O Deus de Descartes (1)
Considero Descartes ― a par com Leibniz e Kant ― uma das mentes mais brilhantes da filosofia post-cristã, contando todos os filósofos do século 19 e 20 (talvez possamos também incluir Wittgenstein no rol).
Bertrand Russell escreveu sobre Descartes:
“René Descartes (1596 - 1650) é considerado o fundador da filosofia moderna, e penso que com razão.” ― (História da Filosofia Moderna).
Naturalmente que Russell, como ateu inveterado, referia-se ao Discurso do Método, mas “esqueceu-se” de referir que Descartes ligou a ciência à metafisica, tal qual o fazem hoje os filósofos quânticos ― mas Descartes não o fez por simples influência da Escolástica, como pretendem fazer crer os doutos ― detentores de alvarás de inteligência ― da filosofia exclusivista do naturalismo contemporâneo. Fê-lo porque a própria lógica da filosofia de Descartes o exigiu, através de uma necessidade intrínseca do próprio Discurso do Método e do conceito de “Cogito”.

**Entradas**.

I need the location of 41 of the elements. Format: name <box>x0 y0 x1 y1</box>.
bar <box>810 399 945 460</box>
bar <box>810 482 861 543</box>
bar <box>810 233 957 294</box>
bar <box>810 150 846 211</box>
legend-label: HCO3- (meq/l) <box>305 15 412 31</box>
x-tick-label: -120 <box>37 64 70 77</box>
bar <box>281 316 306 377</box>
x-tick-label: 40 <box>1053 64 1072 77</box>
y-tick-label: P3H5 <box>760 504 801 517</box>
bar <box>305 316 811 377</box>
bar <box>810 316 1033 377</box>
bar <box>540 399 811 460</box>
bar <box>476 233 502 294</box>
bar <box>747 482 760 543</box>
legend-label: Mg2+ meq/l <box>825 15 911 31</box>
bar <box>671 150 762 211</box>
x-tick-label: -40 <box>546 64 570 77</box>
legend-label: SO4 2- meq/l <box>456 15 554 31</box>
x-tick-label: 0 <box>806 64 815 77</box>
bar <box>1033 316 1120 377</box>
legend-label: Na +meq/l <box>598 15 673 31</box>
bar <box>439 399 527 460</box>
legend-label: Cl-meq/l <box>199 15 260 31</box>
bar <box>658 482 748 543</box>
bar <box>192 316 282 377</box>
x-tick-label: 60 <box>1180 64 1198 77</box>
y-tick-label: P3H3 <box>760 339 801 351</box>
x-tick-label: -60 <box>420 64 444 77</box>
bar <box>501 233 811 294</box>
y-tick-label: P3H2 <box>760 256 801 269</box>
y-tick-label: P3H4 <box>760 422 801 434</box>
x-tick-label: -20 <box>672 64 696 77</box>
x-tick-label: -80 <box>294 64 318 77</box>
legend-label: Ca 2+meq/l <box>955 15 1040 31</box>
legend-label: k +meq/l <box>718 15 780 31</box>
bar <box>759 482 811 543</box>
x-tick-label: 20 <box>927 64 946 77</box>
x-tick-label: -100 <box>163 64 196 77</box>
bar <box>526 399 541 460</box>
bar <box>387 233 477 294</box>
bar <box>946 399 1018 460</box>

**Tarefa escrita A**.
Traduza para o inglês esta frase do trecho sobre Descartes: "René Descartes (1596 - 1650) é considerado o fundador da filosofia moderna, e penso que com razão."
**Tarefa escrita B**.
Imprima sem alterações as linhas das entradas, do início delas até a linha que contém "x-tick-label: 0 <box>806 64 815 77</box>", com ambas as extremidades incluídas.
As entradas não têm relação alguma com o trecho sobre Descartes.

**Solução A**.
René Descartes (1596 - 1650) is considered the founder of modern philosophy, and I think rightly so.

**Solução B**.
I need the location of 41 of the elements. Format: name <box>x0 y0 x1 y1</box>.
bar <box>810 399 945 460</box>
bar <box>810 482 861 543</box>
bar <box>810 233 957 294</box>
bar <box>810 150 846 211</box>
legend-label: HCO3- (meq/l) <box>305 15 412 31</box>
x-tick-label: -120 <box>37 64 70 77</box>
bar <box>281 316 306 377</box>
x-tick-label: 40 <box>1053 64 1072 77</box>
y-tick-label: P3H5 <box>760 504 801 517</box>
bar <box>305 316 811 377</box>
bar <box>810 316 1033 377</box>
bar <box>540 399 811 460</box>
bar <box>476 233 502 294</box>
bar <box>747 482 760 543</box>
legend-label: Mg2+ meq/l <box>825 15 911 31</box>
bar <box>671 150 762 211</box>
x-tick-label: -40 <box>546 64 570 77</box>
legend-label: SO4 2- meq/l <box>456 15 554 31</box>
x-tick-label: 0 <box>806 64 815 77</box>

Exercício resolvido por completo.